"""
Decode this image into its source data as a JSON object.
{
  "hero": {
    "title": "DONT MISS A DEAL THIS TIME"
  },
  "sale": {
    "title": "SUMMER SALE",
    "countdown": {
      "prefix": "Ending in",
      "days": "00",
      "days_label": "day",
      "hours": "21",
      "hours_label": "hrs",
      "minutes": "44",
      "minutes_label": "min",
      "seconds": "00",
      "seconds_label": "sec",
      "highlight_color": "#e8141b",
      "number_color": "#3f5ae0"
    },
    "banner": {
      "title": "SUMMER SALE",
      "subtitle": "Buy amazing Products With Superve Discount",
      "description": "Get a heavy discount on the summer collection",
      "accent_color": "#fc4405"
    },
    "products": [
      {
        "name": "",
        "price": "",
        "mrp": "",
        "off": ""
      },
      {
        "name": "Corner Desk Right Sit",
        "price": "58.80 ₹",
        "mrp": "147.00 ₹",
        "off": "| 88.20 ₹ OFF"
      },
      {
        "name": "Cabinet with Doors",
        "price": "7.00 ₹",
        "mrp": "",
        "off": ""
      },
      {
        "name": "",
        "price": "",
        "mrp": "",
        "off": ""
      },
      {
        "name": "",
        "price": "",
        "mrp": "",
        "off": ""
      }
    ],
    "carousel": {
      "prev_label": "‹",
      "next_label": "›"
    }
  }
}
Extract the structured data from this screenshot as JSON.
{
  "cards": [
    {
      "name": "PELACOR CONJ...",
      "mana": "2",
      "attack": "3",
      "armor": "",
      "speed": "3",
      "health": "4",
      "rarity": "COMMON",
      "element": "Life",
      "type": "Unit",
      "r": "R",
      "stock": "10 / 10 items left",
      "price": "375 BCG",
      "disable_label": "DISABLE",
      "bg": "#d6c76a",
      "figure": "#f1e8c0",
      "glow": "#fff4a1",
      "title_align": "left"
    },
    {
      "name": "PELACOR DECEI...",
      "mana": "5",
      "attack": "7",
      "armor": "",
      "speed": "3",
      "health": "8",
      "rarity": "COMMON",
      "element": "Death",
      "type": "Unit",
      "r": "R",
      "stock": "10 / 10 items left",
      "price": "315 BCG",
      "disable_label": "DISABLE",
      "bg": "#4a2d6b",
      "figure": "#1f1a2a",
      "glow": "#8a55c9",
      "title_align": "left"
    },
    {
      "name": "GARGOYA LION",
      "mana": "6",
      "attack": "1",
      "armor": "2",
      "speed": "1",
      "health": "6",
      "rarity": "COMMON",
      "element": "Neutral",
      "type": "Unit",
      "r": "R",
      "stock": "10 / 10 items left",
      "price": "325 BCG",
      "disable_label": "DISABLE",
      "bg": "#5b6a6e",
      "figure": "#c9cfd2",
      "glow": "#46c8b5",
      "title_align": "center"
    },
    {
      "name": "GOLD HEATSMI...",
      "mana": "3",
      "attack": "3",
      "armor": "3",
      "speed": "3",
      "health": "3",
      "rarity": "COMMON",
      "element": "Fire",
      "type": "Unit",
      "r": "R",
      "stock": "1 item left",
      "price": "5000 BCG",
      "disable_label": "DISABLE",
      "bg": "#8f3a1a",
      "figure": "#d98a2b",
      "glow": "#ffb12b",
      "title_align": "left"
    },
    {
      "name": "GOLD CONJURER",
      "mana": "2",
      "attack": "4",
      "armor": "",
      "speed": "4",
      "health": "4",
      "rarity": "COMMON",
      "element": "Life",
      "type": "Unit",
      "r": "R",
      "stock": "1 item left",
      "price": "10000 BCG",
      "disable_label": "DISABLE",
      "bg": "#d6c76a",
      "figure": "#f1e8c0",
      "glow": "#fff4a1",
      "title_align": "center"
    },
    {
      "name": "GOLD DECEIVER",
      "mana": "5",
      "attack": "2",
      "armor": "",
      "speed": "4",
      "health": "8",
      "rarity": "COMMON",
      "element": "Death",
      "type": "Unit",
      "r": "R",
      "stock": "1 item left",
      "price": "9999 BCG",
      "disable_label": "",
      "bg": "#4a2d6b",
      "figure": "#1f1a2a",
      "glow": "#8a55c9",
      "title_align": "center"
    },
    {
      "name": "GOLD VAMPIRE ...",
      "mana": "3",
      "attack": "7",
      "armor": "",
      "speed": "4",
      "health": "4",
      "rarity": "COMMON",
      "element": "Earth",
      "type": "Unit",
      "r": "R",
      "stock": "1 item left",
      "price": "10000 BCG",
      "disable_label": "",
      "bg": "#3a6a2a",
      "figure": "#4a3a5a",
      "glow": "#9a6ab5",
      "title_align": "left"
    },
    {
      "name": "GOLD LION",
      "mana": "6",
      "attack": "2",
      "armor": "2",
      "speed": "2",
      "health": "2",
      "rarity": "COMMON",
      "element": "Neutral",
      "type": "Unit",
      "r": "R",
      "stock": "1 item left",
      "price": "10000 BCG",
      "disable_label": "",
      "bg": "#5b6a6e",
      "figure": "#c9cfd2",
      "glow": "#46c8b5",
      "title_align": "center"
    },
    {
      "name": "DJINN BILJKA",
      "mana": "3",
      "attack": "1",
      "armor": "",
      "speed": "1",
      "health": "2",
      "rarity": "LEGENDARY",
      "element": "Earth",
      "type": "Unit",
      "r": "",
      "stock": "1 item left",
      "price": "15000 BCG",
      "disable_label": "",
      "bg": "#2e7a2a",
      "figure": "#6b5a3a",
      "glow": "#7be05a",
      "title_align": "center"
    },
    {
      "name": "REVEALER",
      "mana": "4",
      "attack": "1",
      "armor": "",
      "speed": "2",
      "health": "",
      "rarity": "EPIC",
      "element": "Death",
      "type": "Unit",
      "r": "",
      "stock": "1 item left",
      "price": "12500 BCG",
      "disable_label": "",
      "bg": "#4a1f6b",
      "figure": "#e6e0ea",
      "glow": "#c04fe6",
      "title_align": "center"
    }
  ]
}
"""
▶ [To do]: Copy all the records above exactly, missing none.

▶ [Written answer]:
Decode this image into its source data as a JSON object.
{
  "hero": {
    "title": "DONT MISS A DEAL THIS TIME"
  },
  "sale": {
    "title": "SUMMER SALE",
    "countdown": {
      "prefix": "Ending in",
      "days": "00",
      "days_label": "day",
      "hours": "21",
      "hours_label": "hrs",
      "minutes": "44",
      "minutes_label": "min",
      "seconds": "00",
      "seconds_label": "sec",
      "highlight_color": "#e8141b",
      "number_color": "#3f5ae0"
    },
    "banner": {
      "title": "SUMMER SALE",
      "subtitle": "Buy amazing Products With Superve Discount",
      "description": "Get a heavy discount on the summer collection",
      "accent_color": "#fc4405"
    },
    "products": [
      {
        "name": "",
        "price": "",
        "mrp": "",
        "off": ""
      },
      {
        "name": "Corner Desk Right Sit",
        "price": "58.80 ₹",
        "mrp": "147.00 ₹",
        "off": "| 88.20 ₹ OFF"
      },
      {
        "name": "Cabinet with Doors",
        "price": "7.00 ₹",
        "mrp": "",
        "off": ""
      },
      {
        "name": "",
        "price": "",
        "mrp": "",
        "off": ""
      },
      {
        "name": "",
        "price": "",
        "mrp": "",
        "off": ""
      }
    ],
    "carousel": {
      "prev_label": "‹",
      "next_label": "›"
    }
  }
}
Extract the structured data from this screenshot as JSON.
{
  "cards": [
    {
      "name": "PELACOR CONJ...",
      "mana": "2",
      "attack": "3",
      "armor": "",
      "speed": "3",
      "health": "4",
      "rarity": "COMMON",
      "element": "Life",
      "type": "Unit",
      "r": "R",
      "stock": "10 / 10 items left",
      "price": "375 BCG",
      "disable_label": "DISABLE",
      "bg": "#d6c76a",
      "figure": "#f1e8c0",
      "glow": "#fff4a1",
      "title_align": "left"
    },
    {
      "name": "PELACOR DECEI...",
      "mana": "5",
      "attack": "7",
      "armor": "",
      "speed": "3",
      "health": "8",
      "rarity": "COMMON",
      "element": "Death",
      "type": "Unit",
      "r": "R",
      "stock": "10 / 10 items left",
      "price": "315 BCG",
      "disable_label": "DISABLE",
      "bg": "#4a2d6b",
      "figure": "#1f1a2a",
      "glow": "#8a55c9",
      "title_align": "left"
    },
    {
      "name": "GARGOYA LION",
      "mana": "6",
      "attack": "1",
      "armor": "2",
      "speed": "1",
      "health": "6",
      "rarity": "COMMON",
      "element": "Neutral",
      "type": "Unit",
      "r": "R",
      "stock": "10 / 10 items left",
      "price": "325 BCG",
      "disable_label": "DISABLE",
      "bg": "#5b6a6e",
      "figure": "#c9cfd2",
      "glow": "#46c8b5",
      "title_align": "center"
    },
    {
      "name": "GOLD HEATSMI...",
      "mana": "3",
      "attack": "3",
      "armor": "3",
      "speed": "3",
      "health": "3",
      "rarity": "COMMON",
      "element": "Fire",
      "type": "Unit",
      "r": "R",
      "stock": "1 item left",
      "price": "5000 BCG",
      "disable_label": "DISABLE",
      "bg": "#8f3a1a",
      "figure": "#d98a2b",
      "glow": "#ffb12b",
      "title_align": "left"
    },
    {
      "name": "GOLD CONJURER",
      "mana": "2",
      "attack": "4",
      "armor": "",
      "speed": "4",
      "health": "4",
      "rarity": "COMMON",
      "element": "Life",
      "type": "Unit",
      "r": "R",
      "stock": "1 item left",
      "price": "10000 BCG",
      "disable_label": "DISABLE",
      "bg": "#d6c76a",
      "figure": "#f1e8c0",
      "glow": "#fff4a1",
      "title_align": "center"
    },
    {
      "name": "GOLD DECEIVER",
      "mana": "5",
      "attack": "2",
      "armor": "",
      "speed": "4",
      "health": "8",
      "rarity": "COMMON",
      "element": "Death",
      "type": "Unit",
      "r": "R",
      "stock": "1 item left",
      "price": "9999 BCG",
      "disable_label": "",
      "bg": "#4a2d6b",
      "figure": "#1f1a2a",
      "glow": "#8a55c9",
      "title_align": "center"
    },
    {
      "name": "GOLD VAMPIRE ...",
      "mana": "3",
      "attack": "7",
      "armor": "",
      "speed": "4",
      "health": "4",
      "rarity": "COMMON",
      "element": "Earth",
      "type": "Unit",
      "r": "R",
      "stock": "1 item left",
      "price": "10000 BCG",
      "disable_label": "",
      "bg": "#3a6a2a",
      "figure": "#4a3a5a",
      "glow": "#9a6ab5",
      "title_align": "left"
    },
    {
      "name": "GOLD LION",
      "mana": "6",
      "attack": "2",
      "armor": "2",
      "speed": "2",
      "health": "2",
      "rarity": "COMMON",
      "element": "Neutral",
      "type": "Unit",
      "r": "R",
      "stock": "1 item left",
      "price": "10000 BCG",
      "disable_label": "",
      "bg": "#5b6a6e",
      "figure": "#c9cfd2",
      "glow": "#46c8b5",
      "title_align": "center"
    },
    {
      "name": "DJINN BILJKA",
      "mana": "3",
      "attack": "1",
      "armor": "",
      "speed": "1",
      "health": "2",
      "rarity": "LEGENDARY",
      "element": "Earth",
      "type": "Unit",
      "r": "",
      "stock": "1 item left",
      "price": "15000 BCG",
      "disable_label": "",
      "bg": "#2e7a2a",
      "figure": "#6b5a3a",
      "glow": "#7be05a",
      "title_align": "center"
    },
    {
      "name": "REVEALER",
      "mana": "4",
      "attack": "1",
      "armor": "",
      "speed": "2",
      "health": "",
      "rarity": "EPIC",
      "element": "Death",
      "type": "Unit",
      "r": "",
      "stock": "1 item left",
      "price": "12500 BCG",
      "disable_label": "",
      "bg": "#4a1f6b",
      "figure": "#e6e0ea",
      "glow": "#c04fe6",
      "title_align": "center"
    }
  ]
}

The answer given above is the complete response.